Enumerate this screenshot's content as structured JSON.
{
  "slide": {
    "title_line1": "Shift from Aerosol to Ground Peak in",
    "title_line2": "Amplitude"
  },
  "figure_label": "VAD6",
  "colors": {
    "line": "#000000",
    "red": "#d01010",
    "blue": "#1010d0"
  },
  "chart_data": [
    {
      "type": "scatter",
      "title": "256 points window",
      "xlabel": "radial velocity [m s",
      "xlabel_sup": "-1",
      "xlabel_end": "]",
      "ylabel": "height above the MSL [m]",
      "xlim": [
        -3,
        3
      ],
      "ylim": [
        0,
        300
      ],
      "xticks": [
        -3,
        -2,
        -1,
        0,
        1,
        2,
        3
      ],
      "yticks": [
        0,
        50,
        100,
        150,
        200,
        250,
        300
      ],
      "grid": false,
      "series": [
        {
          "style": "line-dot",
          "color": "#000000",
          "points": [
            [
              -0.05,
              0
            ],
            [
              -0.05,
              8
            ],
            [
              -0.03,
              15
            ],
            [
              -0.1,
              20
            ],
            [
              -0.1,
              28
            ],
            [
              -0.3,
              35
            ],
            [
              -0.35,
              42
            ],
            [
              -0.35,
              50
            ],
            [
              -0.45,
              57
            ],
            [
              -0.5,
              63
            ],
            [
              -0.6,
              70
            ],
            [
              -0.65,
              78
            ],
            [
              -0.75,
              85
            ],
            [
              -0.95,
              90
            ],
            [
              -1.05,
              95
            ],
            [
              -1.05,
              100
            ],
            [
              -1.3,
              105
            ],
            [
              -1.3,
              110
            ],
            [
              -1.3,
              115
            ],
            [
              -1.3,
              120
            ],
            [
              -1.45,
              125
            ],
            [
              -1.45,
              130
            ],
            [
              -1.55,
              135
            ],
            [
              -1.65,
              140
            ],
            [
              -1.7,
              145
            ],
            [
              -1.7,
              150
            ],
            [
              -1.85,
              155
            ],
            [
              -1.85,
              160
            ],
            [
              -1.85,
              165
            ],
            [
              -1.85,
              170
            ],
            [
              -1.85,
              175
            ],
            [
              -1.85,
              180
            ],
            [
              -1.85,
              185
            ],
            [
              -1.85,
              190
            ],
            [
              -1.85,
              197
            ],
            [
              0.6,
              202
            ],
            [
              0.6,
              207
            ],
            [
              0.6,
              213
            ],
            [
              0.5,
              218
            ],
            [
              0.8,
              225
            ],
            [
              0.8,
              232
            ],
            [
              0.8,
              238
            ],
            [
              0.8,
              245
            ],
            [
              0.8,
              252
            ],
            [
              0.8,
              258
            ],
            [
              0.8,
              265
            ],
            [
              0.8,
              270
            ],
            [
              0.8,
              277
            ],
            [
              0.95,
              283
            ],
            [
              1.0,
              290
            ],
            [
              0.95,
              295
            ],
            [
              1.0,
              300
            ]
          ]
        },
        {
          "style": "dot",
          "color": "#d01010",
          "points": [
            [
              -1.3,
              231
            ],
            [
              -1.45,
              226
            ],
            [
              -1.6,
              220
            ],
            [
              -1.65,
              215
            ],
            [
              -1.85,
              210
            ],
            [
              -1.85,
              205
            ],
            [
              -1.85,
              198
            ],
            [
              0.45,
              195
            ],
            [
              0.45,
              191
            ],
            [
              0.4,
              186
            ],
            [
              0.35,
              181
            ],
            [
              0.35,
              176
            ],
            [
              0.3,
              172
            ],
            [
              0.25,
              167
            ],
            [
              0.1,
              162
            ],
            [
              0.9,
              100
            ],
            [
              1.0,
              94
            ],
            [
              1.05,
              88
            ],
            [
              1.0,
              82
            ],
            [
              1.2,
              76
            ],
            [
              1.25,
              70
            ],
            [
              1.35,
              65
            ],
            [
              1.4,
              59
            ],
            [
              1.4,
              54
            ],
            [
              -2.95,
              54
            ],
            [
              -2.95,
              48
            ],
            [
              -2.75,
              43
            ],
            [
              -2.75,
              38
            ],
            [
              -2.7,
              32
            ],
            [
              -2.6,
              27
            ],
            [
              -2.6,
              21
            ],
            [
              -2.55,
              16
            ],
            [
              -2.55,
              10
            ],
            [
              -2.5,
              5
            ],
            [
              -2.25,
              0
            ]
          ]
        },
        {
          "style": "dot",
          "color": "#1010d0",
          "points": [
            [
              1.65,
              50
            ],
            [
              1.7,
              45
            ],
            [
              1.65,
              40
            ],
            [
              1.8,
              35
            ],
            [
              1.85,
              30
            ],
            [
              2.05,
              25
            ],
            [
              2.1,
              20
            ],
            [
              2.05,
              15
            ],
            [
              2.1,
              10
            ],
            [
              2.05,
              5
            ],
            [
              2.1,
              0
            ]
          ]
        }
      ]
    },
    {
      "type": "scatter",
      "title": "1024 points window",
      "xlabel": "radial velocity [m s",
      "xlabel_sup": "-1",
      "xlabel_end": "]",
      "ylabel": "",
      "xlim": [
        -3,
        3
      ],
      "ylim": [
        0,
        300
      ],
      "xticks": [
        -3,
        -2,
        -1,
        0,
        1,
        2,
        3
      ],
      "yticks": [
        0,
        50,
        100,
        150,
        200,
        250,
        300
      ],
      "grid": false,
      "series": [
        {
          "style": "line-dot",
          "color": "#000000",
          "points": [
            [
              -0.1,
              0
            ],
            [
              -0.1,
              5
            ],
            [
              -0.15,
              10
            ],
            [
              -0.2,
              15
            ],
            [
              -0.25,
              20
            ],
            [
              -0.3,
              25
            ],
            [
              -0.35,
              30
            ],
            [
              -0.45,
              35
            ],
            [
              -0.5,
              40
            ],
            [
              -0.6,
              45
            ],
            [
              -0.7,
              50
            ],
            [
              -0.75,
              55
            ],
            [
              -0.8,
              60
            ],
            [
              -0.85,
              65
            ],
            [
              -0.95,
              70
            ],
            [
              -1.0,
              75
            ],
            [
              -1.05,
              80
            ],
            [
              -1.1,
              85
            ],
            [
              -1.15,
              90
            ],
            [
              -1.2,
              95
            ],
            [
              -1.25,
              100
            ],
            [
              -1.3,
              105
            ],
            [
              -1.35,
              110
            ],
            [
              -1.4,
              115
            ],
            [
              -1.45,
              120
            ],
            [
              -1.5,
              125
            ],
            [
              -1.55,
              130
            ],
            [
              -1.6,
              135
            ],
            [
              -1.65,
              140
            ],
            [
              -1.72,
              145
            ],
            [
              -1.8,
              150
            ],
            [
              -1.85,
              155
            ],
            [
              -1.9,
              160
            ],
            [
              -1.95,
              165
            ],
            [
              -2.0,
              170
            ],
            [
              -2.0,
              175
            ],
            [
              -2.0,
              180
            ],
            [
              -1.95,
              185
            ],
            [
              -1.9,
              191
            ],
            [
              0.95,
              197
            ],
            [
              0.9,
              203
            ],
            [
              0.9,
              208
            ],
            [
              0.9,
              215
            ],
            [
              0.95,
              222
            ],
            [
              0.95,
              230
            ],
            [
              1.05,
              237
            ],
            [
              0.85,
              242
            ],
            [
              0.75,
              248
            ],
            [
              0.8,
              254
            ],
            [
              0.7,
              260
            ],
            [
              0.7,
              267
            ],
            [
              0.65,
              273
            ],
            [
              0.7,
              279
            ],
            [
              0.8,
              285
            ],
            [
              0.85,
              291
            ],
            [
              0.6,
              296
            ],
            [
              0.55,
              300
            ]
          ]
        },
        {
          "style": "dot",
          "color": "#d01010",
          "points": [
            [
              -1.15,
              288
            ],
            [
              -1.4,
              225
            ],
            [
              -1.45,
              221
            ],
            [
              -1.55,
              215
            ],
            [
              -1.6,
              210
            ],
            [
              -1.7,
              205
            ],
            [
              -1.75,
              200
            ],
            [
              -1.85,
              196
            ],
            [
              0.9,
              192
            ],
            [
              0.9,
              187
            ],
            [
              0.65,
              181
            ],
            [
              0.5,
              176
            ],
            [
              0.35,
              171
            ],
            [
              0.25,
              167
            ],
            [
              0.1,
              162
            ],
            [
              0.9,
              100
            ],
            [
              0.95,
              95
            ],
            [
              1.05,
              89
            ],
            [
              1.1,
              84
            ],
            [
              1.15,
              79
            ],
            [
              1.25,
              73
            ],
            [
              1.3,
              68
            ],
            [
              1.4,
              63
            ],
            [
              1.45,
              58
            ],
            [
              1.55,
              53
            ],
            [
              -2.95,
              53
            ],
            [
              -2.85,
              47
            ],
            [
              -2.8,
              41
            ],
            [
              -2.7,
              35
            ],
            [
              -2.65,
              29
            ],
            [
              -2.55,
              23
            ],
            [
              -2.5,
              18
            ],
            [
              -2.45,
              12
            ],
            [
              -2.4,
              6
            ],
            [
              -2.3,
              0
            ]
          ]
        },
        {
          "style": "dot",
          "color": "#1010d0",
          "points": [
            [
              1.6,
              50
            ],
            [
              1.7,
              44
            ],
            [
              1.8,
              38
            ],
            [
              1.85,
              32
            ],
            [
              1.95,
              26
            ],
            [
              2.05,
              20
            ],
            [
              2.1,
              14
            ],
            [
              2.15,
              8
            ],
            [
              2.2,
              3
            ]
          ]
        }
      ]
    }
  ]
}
○ ○ ○ ○ ○ ○ ○
Locate all lines in the listing above with the word "window". Copy them.

• **Final result**
      "title": "256 points window",
      "title": "1024 points window",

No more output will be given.